--- BEGIN ---

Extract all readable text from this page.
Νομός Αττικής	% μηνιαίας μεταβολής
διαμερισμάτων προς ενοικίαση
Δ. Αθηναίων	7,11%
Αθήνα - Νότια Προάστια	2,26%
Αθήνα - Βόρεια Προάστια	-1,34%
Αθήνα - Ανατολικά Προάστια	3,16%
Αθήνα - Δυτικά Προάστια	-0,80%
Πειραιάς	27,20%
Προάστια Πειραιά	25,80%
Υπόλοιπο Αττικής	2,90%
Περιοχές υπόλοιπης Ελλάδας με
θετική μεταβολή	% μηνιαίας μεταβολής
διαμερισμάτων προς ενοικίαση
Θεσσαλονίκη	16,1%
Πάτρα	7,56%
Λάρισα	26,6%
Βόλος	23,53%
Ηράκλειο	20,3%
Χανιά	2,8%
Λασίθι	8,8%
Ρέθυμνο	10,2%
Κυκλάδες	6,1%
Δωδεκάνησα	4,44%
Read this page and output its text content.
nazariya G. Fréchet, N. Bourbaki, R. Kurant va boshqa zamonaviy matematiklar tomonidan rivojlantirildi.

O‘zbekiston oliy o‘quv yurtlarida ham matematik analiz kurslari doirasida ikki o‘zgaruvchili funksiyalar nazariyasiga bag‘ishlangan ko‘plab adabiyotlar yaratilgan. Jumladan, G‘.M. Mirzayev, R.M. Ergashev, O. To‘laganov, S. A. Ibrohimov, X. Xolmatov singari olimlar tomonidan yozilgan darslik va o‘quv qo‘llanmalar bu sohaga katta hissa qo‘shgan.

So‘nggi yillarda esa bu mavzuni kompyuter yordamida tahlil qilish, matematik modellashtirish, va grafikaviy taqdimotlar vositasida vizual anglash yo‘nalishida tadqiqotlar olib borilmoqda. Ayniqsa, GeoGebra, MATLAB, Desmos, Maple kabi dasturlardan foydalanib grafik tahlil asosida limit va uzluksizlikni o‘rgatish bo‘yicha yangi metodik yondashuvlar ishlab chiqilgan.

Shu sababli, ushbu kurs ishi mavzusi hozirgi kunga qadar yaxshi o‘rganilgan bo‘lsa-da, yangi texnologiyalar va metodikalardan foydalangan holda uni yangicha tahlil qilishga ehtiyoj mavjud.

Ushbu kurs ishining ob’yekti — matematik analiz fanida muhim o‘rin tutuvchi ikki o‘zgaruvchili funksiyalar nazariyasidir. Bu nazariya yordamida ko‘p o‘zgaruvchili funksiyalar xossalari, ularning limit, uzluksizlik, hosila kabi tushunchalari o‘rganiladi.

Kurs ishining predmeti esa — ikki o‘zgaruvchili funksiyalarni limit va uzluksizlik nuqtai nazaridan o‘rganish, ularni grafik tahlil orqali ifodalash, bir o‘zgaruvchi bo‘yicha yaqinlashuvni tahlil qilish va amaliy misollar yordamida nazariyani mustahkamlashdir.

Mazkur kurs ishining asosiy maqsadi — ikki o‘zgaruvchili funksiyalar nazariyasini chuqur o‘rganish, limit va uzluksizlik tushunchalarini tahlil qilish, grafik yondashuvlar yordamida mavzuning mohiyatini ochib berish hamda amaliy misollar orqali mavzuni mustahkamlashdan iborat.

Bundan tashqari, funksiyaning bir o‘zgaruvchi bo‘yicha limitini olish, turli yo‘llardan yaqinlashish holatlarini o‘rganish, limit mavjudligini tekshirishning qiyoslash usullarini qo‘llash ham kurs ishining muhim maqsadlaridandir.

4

--- END ---

Report how many lines of the preceding records include "kabi". Output the number only.

2